▶ _AIM OF THE TASK_
Give the number of lines in the listing below that include the word "最后一跌的左侧第一个出现的紫色趋势拐点线为末跌高", with nothing more.

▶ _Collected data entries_
_____

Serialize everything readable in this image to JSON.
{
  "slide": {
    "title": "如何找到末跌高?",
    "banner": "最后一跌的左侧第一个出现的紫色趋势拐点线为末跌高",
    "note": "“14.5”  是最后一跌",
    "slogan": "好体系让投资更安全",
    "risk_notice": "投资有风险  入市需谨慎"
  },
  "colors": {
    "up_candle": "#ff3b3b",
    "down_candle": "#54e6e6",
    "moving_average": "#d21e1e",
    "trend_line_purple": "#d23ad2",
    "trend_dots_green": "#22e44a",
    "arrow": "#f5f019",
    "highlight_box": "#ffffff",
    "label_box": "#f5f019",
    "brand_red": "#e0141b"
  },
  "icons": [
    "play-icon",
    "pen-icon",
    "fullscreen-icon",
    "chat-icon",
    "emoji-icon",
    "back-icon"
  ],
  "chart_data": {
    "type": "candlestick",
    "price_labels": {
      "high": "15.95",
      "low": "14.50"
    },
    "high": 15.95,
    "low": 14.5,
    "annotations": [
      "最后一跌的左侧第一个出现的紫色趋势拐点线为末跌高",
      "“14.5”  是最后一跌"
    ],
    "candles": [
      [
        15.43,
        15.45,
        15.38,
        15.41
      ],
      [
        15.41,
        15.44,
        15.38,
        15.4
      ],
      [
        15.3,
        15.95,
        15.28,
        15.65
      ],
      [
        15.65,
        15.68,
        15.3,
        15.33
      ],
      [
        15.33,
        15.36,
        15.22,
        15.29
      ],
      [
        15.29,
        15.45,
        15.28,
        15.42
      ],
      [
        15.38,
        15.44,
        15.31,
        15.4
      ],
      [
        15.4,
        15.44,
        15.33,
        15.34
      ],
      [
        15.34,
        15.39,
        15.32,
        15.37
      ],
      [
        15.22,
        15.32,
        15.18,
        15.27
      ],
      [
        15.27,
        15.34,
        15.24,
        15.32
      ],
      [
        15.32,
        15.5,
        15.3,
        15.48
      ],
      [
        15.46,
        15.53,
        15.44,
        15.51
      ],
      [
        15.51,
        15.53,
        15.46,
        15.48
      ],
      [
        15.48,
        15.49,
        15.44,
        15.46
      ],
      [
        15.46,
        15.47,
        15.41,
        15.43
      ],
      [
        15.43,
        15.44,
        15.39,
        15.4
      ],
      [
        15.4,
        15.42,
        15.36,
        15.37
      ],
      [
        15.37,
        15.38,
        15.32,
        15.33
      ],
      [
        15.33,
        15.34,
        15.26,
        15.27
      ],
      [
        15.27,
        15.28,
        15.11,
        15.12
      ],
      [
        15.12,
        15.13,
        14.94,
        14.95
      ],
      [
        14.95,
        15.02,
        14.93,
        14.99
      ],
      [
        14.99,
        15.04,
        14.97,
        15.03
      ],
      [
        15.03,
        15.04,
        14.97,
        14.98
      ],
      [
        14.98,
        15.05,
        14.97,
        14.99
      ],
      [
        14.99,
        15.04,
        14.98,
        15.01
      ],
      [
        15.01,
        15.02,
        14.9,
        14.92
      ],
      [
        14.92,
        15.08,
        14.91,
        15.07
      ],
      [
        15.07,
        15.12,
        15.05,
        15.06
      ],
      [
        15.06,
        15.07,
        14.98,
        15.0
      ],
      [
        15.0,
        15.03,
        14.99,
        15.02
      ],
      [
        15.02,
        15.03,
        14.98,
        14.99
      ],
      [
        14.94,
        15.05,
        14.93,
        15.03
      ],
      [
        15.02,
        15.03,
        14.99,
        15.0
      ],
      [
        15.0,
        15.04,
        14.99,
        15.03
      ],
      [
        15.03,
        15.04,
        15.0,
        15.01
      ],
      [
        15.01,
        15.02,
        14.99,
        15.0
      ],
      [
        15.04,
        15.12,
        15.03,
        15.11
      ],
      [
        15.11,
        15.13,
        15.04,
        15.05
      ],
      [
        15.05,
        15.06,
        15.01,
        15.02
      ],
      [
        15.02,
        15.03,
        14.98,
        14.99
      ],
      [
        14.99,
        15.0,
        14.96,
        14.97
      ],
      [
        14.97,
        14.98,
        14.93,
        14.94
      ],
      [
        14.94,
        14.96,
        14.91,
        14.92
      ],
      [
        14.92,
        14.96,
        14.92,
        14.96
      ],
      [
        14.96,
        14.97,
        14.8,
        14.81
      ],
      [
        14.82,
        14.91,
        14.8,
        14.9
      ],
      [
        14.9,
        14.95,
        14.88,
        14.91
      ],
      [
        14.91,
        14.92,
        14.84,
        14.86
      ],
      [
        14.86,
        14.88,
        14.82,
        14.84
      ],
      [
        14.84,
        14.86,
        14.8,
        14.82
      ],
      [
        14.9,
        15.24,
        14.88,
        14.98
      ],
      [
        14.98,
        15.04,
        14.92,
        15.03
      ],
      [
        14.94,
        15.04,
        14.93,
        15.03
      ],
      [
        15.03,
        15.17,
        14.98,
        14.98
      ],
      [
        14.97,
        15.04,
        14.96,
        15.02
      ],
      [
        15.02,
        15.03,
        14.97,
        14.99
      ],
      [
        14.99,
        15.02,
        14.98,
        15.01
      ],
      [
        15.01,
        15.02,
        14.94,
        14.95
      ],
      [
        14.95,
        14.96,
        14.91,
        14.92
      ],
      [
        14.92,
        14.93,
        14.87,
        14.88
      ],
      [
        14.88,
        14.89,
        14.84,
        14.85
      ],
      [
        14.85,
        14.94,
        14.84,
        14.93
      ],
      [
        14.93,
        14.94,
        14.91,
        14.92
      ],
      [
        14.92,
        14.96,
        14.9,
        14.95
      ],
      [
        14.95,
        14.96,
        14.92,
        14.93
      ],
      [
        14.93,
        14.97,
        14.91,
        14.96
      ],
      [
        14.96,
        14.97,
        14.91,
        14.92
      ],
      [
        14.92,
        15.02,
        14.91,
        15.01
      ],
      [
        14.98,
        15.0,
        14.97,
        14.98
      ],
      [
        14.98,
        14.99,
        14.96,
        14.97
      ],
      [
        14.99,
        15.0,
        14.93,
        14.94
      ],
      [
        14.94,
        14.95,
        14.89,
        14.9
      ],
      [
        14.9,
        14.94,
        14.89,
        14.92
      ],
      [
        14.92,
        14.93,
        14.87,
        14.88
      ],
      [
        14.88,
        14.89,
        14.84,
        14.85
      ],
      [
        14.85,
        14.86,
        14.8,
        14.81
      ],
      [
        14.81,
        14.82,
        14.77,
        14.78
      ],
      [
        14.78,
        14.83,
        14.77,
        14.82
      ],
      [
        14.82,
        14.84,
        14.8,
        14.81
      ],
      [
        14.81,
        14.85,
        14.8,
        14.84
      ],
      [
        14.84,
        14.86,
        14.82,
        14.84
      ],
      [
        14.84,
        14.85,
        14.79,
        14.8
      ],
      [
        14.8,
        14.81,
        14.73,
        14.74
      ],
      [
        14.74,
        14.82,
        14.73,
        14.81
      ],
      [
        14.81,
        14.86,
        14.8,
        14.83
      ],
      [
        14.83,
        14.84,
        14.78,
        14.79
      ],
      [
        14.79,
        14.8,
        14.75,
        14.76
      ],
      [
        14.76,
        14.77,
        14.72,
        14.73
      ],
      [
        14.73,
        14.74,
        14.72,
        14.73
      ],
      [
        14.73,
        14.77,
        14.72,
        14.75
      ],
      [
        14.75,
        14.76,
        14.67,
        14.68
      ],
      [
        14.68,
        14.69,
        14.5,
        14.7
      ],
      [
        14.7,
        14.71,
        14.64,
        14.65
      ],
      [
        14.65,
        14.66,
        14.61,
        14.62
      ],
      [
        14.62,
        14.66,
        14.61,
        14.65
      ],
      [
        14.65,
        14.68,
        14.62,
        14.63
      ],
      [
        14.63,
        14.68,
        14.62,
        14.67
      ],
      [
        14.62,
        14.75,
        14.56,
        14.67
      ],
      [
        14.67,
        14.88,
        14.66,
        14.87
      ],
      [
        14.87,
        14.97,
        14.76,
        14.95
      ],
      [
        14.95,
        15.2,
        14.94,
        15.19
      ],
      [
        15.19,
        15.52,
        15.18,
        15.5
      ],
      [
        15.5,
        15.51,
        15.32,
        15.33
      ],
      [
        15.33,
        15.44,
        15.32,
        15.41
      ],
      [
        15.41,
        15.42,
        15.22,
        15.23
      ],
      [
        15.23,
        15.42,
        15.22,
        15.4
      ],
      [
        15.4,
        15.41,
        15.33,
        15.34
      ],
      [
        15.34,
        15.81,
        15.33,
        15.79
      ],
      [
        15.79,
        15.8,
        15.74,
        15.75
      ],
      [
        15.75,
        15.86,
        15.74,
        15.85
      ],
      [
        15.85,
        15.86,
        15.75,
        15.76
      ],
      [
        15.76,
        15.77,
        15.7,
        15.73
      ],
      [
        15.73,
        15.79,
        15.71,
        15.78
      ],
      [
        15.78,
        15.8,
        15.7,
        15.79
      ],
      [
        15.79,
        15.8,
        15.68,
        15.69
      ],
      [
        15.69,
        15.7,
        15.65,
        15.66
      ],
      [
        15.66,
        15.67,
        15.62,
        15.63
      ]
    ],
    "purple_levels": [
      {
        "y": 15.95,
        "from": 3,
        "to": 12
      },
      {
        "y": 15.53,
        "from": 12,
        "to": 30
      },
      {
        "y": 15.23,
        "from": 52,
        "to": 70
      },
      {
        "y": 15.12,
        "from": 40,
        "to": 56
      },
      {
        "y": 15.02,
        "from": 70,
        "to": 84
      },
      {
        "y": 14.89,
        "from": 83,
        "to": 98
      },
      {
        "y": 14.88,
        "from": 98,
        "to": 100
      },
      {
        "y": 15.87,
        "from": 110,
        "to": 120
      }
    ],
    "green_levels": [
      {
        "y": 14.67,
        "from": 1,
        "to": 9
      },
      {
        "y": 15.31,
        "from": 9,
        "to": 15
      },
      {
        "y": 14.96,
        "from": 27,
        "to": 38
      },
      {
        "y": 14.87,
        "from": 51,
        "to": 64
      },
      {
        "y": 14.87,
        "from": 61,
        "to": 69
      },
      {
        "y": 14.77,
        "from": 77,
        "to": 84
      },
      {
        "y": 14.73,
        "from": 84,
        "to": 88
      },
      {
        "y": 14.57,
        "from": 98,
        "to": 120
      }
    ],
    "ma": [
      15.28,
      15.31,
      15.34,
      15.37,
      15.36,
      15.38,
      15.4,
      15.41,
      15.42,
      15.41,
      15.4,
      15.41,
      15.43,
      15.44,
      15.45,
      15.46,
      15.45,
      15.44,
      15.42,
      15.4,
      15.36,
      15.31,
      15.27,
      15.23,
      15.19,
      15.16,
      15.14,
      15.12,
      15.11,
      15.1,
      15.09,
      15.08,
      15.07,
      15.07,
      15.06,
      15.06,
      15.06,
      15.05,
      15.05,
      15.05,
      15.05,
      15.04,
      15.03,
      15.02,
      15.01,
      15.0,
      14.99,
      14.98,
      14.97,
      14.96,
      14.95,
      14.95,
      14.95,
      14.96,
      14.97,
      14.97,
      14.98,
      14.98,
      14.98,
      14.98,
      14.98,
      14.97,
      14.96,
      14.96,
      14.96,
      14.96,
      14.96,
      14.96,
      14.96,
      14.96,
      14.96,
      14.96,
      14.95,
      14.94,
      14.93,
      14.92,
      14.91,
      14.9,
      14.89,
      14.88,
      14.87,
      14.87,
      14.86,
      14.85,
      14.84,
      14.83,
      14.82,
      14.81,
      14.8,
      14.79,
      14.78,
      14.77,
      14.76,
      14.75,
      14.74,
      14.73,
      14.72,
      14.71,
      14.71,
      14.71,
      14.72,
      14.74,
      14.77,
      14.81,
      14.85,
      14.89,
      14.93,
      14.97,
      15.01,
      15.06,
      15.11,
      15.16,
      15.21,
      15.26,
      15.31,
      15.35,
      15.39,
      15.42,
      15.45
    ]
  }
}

_____

▶ _RESPONSE TO THE TASK_
2